Task description:
Reproduce the listing below verbatim.
***
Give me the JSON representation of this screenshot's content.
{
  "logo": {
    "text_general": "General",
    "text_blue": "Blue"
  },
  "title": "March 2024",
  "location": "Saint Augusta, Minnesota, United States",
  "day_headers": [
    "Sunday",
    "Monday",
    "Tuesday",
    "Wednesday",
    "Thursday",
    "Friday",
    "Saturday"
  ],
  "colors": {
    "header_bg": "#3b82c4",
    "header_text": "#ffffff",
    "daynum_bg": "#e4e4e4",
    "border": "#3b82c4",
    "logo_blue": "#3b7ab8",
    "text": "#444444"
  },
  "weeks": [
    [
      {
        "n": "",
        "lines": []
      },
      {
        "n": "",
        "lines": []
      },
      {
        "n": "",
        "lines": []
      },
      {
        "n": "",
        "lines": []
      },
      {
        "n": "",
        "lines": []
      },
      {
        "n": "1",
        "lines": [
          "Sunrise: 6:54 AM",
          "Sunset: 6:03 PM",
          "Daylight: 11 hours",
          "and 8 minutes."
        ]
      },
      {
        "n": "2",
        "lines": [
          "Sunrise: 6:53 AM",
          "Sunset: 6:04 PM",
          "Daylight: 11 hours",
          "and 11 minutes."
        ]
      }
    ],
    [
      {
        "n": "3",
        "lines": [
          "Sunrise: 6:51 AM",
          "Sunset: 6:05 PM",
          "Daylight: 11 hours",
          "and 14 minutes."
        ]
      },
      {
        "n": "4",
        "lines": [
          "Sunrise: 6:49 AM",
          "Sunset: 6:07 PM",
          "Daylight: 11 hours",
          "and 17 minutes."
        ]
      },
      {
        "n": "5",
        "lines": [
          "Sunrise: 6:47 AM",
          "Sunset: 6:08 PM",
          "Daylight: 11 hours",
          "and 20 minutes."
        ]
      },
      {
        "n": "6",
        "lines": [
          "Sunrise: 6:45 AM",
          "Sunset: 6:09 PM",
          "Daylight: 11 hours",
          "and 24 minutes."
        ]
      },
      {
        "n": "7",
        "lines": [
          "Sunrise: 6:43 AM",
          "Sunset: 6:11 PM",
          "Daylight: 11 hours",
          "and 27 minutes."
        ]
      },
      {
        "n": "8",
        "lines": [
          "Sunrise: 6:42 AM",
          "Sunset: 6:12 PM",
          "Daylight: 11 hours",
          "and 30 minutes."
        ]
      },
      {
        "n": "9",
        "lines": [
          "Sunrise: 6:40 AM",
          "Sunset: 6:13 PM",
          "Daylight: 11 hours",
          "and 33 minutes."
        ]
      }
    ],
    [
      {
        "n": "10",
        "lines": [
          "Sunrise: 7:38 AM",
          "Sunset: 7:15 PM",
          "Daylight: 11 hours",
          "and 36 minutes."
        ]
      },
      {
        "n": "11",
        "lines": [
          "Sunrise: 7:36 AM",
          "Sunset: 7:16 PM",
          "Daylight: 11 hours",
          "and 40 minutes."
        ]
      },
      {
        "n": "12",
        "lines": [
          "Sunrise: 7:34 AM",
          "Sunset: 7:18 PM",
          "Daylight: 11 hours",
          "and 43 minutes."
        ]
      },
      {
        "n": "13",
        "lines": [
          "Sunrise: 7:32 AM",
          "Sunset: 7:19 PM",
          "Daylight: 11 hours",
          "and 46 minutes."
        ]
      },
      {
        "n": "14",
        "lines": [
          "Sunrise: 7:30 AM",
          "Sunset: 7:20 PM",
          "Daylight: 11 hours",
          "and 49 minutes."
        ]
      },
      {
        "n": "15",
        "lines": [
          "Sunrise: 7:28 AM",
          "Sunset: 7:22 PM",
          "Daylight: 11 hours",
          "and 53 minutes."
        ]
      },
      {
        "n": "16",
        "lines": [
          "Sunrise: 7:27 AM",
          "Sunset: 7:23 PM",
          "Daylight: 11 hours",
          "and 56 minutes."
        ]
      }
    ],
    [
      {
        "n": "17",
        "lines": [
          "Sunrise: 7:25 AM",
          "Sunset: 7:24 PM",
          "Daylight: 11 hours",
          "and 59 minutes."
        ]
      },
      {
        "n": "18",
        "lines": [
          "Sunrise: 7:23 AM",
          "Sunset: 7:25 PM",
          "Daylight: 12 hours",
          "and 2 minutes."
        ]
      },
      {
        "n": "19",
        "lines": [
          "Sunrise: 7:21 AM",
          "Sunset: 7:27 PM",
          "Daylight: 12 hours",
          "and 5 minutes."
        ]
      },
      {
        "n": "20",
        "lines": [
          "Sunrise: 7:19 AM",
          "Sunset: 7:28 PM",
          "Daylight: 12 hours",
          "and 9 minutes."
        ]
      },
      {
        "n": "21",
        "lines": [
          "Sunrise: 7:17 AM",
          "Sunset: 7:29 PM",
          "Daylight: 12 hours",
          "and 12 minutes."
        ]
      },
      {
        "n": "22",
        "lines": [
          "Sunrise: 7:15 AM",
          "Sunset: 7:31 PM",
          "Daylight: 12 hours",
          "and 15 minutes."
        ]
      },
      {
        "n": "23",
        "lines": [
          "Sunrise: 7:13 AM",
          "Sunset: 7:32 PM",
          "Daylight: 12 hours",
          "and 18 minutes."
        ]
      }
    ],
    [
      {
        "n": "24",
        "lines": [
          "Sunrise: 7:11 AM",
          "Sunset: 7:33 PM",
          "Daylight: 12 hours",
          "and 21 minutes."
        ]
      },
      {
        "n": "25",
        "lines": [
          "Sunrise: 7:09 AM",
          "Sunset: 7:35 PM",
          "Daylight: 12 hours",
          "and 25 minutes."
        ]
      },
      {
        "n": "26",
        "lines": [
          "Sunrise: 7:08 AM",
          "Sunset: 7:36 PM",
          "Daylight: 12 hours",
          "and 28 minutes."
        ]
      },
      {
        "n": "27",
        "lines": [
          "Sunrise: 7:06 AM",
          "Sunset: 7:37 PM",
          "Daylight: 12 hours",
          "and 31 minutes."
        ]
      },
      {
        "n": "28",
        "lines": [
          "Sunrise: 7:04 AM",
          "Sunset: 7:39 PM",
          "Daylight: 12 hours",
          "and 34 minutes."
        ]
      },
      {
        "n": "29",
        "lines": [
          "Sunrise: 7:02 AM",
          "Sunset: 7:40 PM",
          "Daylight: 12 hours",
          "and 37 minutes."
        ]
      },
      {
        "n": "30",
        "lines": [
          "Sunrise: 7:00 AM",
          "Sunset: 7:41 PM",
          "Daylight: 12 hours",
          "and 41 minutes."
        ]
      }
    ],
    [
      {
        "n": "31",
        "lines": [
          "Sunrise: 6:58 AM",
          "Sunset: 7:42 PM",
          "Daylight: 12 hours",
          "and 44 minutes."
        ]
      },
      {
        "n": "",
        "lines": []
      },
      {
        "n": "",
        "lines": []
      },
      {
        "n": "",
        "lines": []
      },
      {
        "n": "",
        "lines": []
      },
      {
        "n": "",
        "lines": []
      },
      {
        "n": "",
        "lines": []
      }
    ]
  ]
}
***
Full answer:
Give me the JSON representation of this screenshot's content.
{
  "logo": {
    "text_general": "General",
    "text_blue": "Blue"
  },
  "title": "March 2024",
  "location": "Saint Augusta, Minnesota, United States",
  "day_headers": [
    "Sunday",
    "Monday",
    "Tuesday",
    "Wednesday",
    "Thursday",
    "Friday",
    "Saturday"
  ],
  "colors": {
    "header_bg": "#3b82c4",
    "header_text": "#ffffff",
    "daynum_bg": "#e4e4e4",
    "border": "#3b82c4",
    "logo_blue": "#3b7ab8",
    "text": "#444444"
  },
  "weeks": [
    [
      {
        "n": "",
        "lines": []
      },
      {
        "n": "",
        "lines": []
      },
      {
        "n": "",
        "lines": []
      },
      {
        "n": "",
        "lines": []
      },
      {
        "n": "",
        "lines": []
      },
      {
        "n": "1",
        "lines": [
          "Sunrise: 6:54 AM",
          "Sunset: 6:03 PM",
          "Daylight: 11 hours",
          "and 8 minutes."
        ]
      },
      {
        "n": "2",
        "lines": [
          "Sunrise: 6:53 AM",
          "Sunset: 6:04 PM",
          "Daylight: 11 hours",
          "and 11 minutes."
        ]
      }
    ],
    [
      {
        "n": "3",
        "lines": [
          "Sunrise: 6:51 AM",
          "Sunset: 6:05 PM",
          "Daylight: 11 hours",
          "and 14 minutes."
        ]
      },
      {
        "n": "4",
        "lines": [
          "Sunrise: 6:49 AM",
          "Sunset: 6:07 PM",
          "Daylight: 11 hours",
          "and 17 minutes."
        ]
      },
      {
        "n": "5",
        "lines": [
          "Sunrise: 6:47 AM",
          "Sunset: 6:08 PM",
          "Daylight: 11 hours",
          "and 20 minutes."
        ]
      },
      {
        "n": "6",
        "lines": [
          "Sunrise: 6:45 AM",
          "Sunset: 6:09 PM",
          "Daylight: 11 hours",
          "and 24 minutes."
        ]
      },
      {
        "n": "7",
        "lines": [
          "Sunrise: 6:43 AM",
          "Sunset: 6:11 PM",
          "Daylight: 11 hours",
          "and 27 minutes."
        ]
      },
      {
        "n": "8",
        "lines": [
          "Sunrise: 6:42 AM",
          "Sunset: 6:12 PM",
          "Daylight: 11 hours",
          "and 30 minutes."
        ]
      },
      {
        "n": "9",
        "lines": [
          "Sunrise: 6:40 AM",
          "Sunset: 6:13 PM",
          "Daylight: 11 hours",
          "and 33 minutes."
        ]
      }
    ],
    [
      {
        "n": "10",
        "lines": [
          "Sunrise: 7:38 AM",
          "Sunset: 7:15 PM",
          "Daylight: 11 hours",
          "and 36 minutes."
        ]
      },
      {
        "n": "11",
        "lines": [
          "Sunrise: 7:36 AM",
          "Sunset: 7:16 PM",
          "Daylight: 11 hours",
          "and 40 minutes."
        ]
      },
      {
        "n": "12",
        "lines": [
          "Sunrise: 7:34 AM",
          "Sunset: 7:18 PM",
          "Daylight: 11 hours",
          "and 43 minutes."
        ]
      },
      {
        "n": "13",
        "lines": [
          "Sunrise: 7:32 AM",
          "Sunset: 7:19 PM",
          "Daylight: 11 hours",
          "and 46 minutes."
        ]
      },
      {
        "n": "14",
        "lines": [
          "Sunrise: 7:30 AM",
          "Sunset: 7:20 PM",
          "Daylight: 11 hours",
          "and 49 minutes."
        ]
      },
      {
        "n": "15",
        "lines": [
          "Sunrise: 7:28 AM",
          "Sunset: 7:22 PM",
          "Daylight: 11 hours",
          "and 53 minutes."
        ]
      },
      {
        "n": "16",
        "lines": [
          "Sunrise: 7:27 AM",
          "Sunset: 7:23 PM",
          "Daylight: 11 hours",
          "and 56 minutes."
        ]
      }
    ],
    [
      {
        "n": "17",
        "lines": [
          "Sunrise: 7:25 AM",
          "Sunset: 7:24 PM",
          "Daylight: 11 hours",
          "and 59 minutes."
        ]
      },
      {
        "n": "18",
        "lines": [
          "Sunrise: 7:23 AM",
          "Sunset: 7:25 PM",
          "Daylight: 12 hours",
          "and 2 minutes."
        ]
      },
      {
        "n": "19",
        "lines": [
          "Sunrise: 7:21 AM",
          "Sunset: 7:27 PM",
          "Daylight: 12 hours",
          "and 5 minutes."
        ]
      },
      {
        "n": "20",
        "lines": [
          "Sunrise: 7:19 AM",
          "Sunset: 7:28 PM",
          "Daylight: 12 hours",
          "and 9 minutes."
        ]
      },
      {
        "n": "21",
        "lines": [
          "Sunrise: 7:17 AM",
          "Sunset: 7:29 PM",
          "Daylight: 12 hours",
          "and 12 minutes."
        ]
      },
      {
        "n": "22",
        "lines": [
          "Sunrise: 7:15 AM",
          "Sunset: 7:31 PM",
          "Daylight: 12 hours",
          "and 15 minutes."
        ]
      },
      {
        "n": "23",
        "lines": [
          "Sunrise: 7:13 AM",
          "Sunset: 7:32 PM",
          "Daylight: 12 hours",
          "and 18 minutes."
        ]
      }
    ],
    [
      {
        "n": "24",
        "lines": [
          "Sunrise: 7:11 AM",
          "Sunset: 7:33 PM",
          "Daylight: 12 hours",
          "and 21 minutes."
        ]
      },
      {
        "n": "25",
        "lines": [
          "Sunrise: 7:09 AM",
          "Sunset: 7:35 PM",
          "Daylight: 12 hours",
          "and 25 minutes."
        ]
      },
      {
        "n": "26",
        "lines": [
          "Sunrise: 7:08 AM",
          "Sunset: 7:36 PM",
          "Daylight: 12 hours",
          "and 28 minutes."
        ]
      },
      {
        "n": "27",
        "lines": [
          "Sunrise: 7:06 AM",
          "Sunset: 7:37 PM",
          "Daylight: 12 hours",
          "and 31 minutes."
        ]
      },
      {
        "n": "28",
        "lines": [
          "Sunrise: 7:04 AM",
          "Sunset: 7:39 PM",
          "Daylight: 12 hours",
          "and 34 minutes."
        ]
      },
      {
        "n": "29",
        "lines": [
          "Sunrise: 7:02 AM",
          "Sunset: 7:40 PM",
          "Daylight: 12 hours",
          "and 37 minutes."
        ]
      },
      {
        "n": "30",
        "lines": [
          "Sunrise: 7:00 AM",
          "Sunset: 7:41 PM",
          "Daylight: 12 hours",
          "and 41 minutes."
        ]
      }
    ],
    [
      {
        "n": "31",
        "lines": [
          "Sunrise: 6:58 AM",
          "Sunset: 7:42 PM",
          "Daylight: 12 hours",
          "and 44 minutes."
        ]
      },
      {
        "n": "",
        "lines": []
      },
      {
        "n": "",
        "lines": []
      },
      {
        "n": "",
        "lines": []
      },
      {
        "n": "",
        "lines": []
      },
      {
        "n": "",
        "lines": []
      },
      {
        "n": "",
        "lines": []
      }
    ]
  ]
}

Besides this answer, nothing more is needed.